Stored dataset items:
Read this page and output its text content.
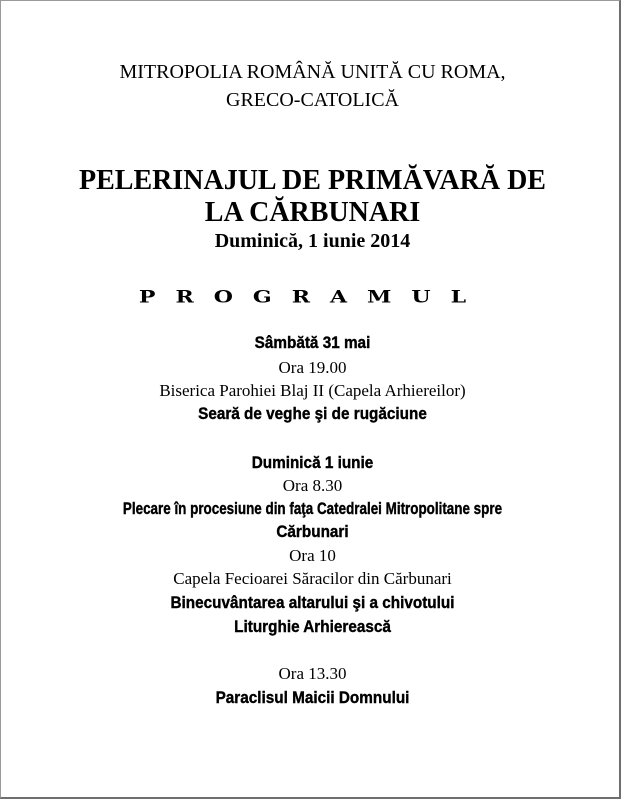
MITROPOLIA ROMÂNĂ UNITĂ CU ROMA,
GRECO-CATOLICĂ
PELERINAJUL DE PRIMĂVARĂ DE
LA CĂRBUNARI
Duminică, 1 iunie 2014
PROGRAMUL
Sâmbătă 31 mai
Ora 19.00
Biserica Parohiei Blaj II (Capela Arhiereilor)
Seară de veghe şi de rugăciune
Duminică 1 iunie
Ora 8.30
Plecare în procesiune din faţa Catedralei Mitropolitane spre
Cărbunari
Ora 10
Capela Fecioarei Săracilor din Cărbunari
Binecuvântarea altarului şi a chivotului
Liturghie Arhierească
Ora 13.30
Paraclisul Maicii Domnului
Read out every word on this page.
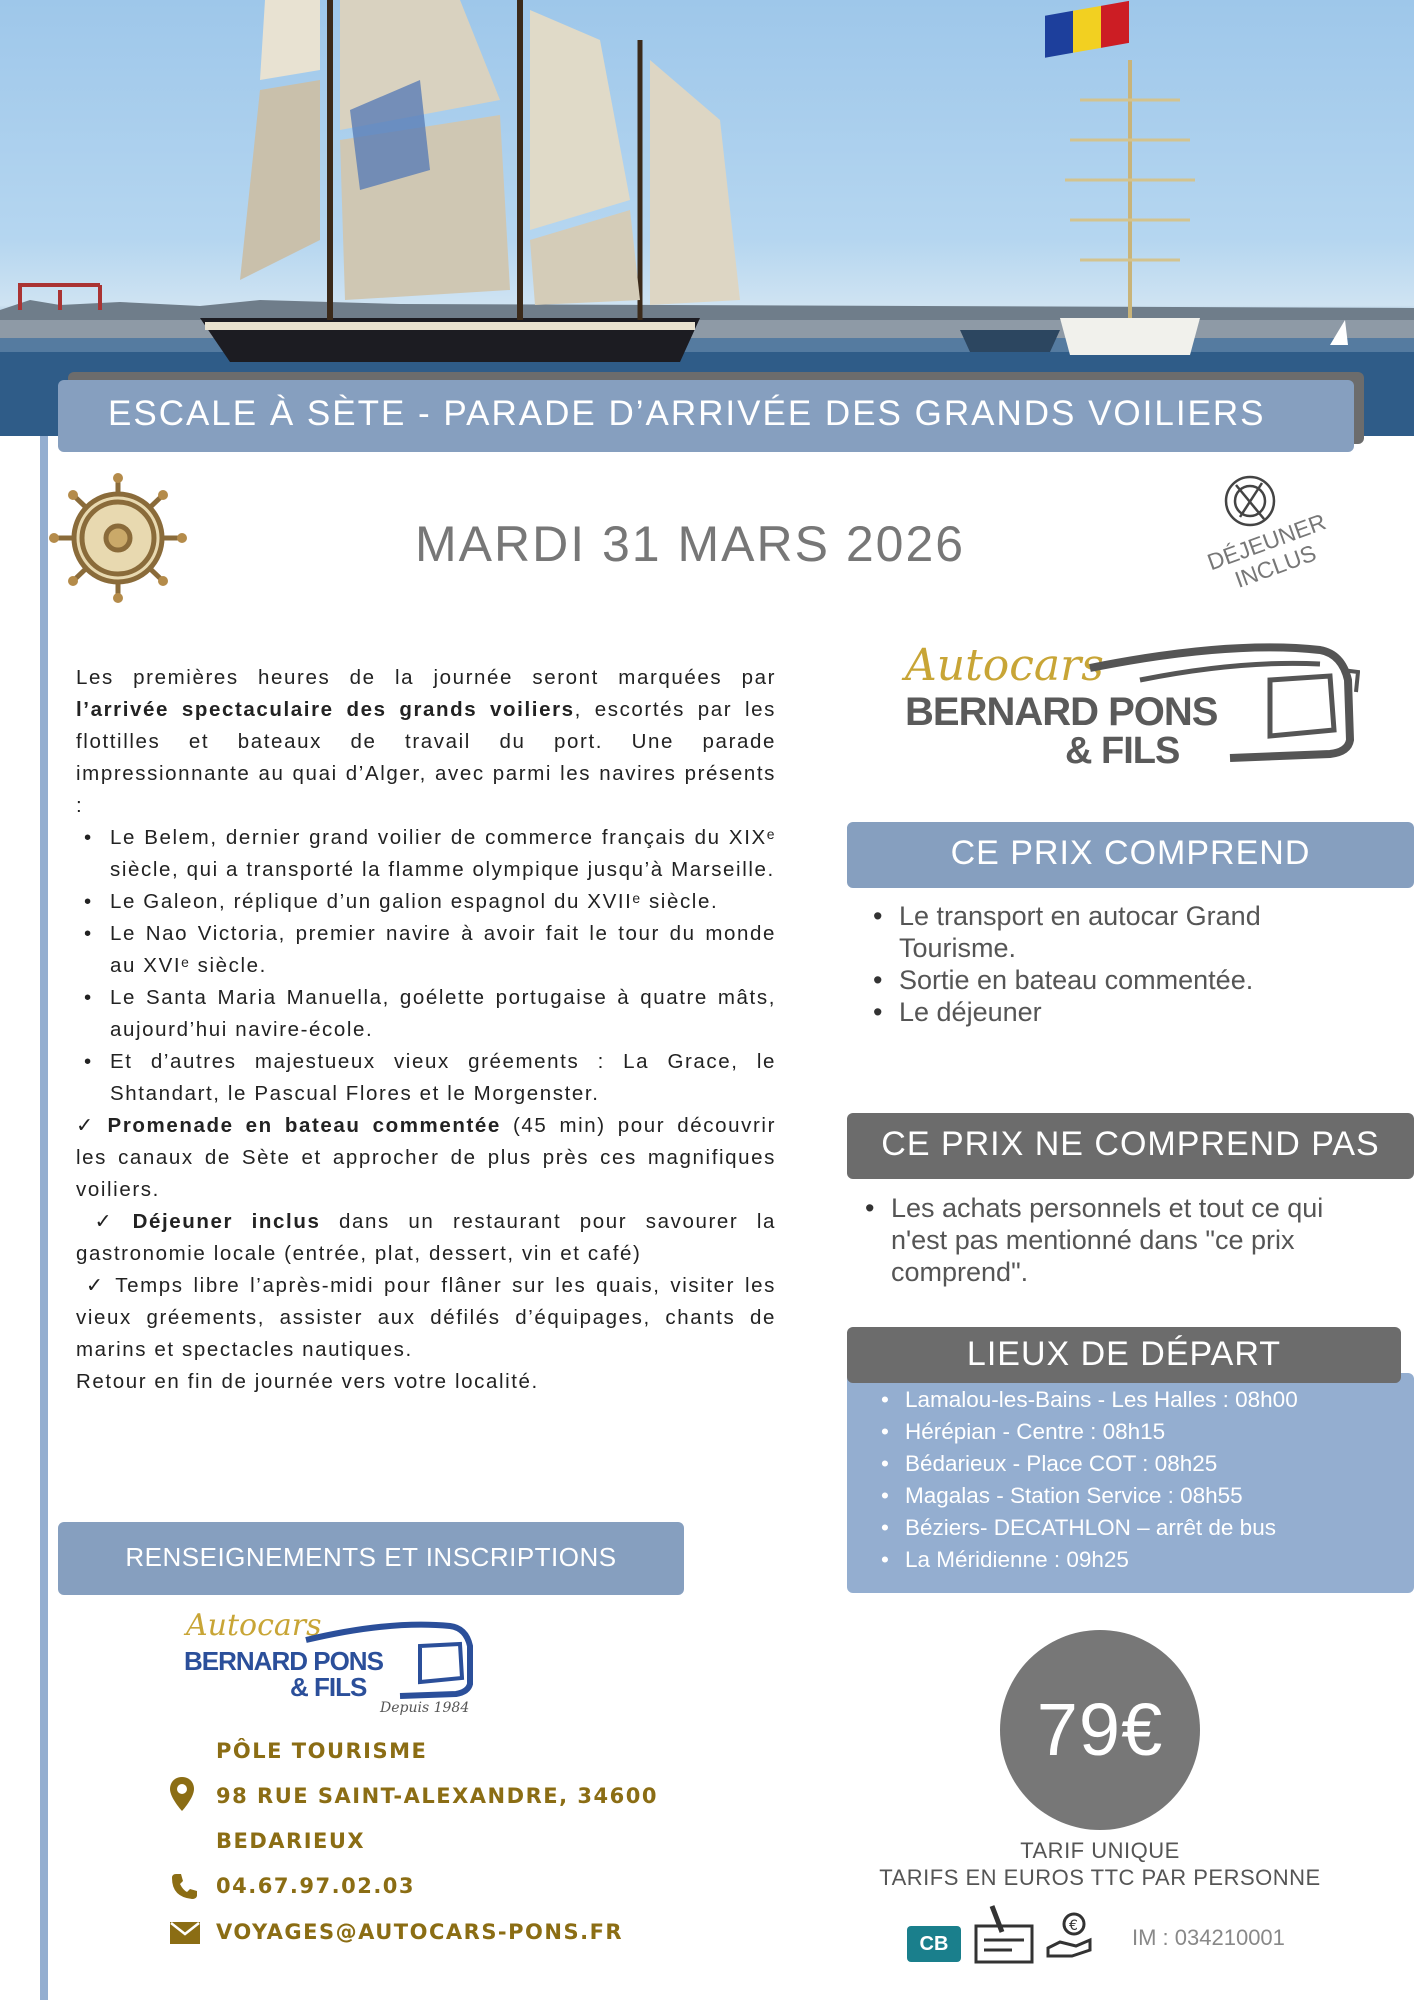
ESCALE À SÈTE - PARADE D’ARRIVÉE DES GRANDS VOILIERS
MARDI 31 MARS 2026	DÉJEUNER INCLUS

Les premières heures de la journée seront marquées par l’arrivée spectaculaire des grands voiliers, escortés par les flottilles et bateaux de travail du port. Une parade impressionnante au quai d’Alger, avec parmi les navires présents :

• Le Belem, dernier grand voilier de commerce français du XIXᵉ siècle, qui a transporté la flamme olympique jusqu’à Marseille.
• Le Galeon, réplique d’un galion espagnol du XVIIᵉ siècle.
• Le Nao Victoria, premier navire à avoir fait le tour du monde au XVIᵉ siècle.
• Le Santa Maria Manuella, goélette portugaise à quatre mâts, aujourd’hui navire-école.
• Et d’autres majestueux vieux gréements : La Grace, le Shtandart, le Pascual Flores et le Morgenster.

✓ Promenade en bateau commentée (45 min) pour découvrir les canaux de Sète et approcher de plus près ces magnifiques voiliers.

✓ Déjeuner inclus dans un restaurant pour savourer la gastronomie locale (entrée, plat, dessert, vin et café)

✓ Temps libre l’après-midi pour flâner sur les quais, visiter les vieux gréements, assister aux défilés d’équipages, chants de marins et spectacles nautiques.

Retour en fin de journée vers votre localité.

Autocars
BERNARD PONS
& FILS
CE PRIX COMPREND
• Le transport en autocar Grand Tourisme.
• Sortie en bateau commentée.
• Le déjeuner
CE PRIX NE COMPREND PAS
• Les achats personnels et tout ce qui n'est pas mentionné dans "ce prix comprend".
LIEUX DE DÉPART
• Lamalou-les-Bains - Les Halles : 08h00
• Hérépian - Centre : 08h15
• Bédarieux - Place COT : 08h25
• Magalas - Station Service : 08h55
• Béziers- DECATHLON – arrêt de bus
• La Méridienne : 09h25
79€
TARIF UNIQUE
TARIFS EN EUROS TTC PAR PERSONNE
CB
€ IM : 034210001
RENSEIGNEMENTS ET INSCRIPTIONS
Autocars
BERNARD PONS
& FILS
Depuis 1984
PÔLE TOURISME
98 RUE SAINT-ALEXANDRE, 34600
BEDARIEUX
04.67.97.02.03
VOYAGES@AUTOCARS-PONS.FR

---

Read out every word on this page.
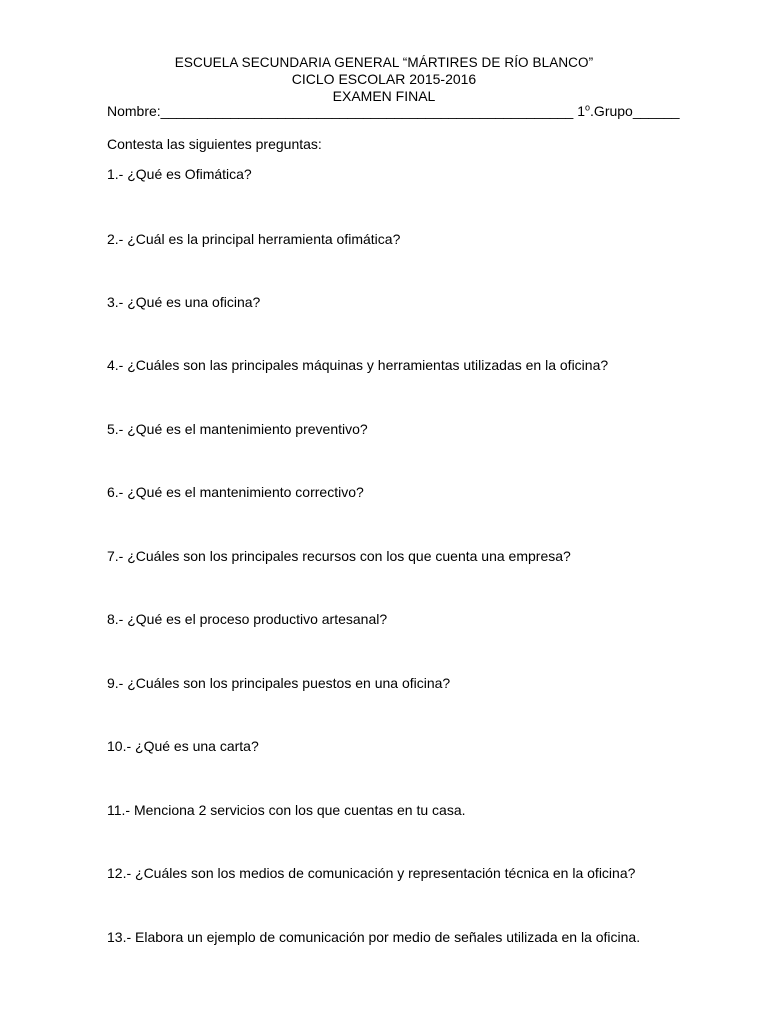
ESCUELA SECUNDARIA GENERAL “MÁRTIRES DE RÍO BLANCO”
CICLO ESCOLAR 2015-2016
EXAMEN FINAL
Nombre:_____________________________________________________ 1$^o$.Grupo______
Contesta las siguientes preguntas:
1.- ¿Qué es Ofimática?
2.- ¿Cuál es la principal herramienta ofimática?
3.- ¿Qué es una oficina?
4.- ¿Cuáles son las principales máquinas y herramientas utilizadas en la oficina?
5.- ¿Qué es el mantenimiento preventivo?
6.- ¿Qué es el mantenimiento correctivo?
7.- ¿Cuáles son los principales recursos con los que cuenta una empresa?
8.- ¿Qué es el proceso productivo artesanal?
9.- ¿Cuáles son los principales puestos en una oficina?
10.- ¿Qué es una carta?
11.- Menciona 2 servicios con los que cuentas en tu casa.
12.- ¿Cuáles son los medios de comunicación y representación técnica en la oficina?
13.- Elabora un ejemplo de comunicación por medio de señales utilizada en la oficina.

Stated problem: Pick out each line containing the string "pour" and copy it.

Completed exercise:
✓ Promenade en bateau commentée (45 min) pour découvrir les canaux de Sète et approcher de plus près ces magnifiques voiliers.
✓ Déjeuner inclus dans un restaurant pour savourer la gastronomie locale (entrée, plat, dessert, vin et café)
✓ Temps libre l’après-midi pour flâner sur les quais, visiter les vieux gréements, assister aux défilés d’équipages, chants de marins et spectacles nautiques.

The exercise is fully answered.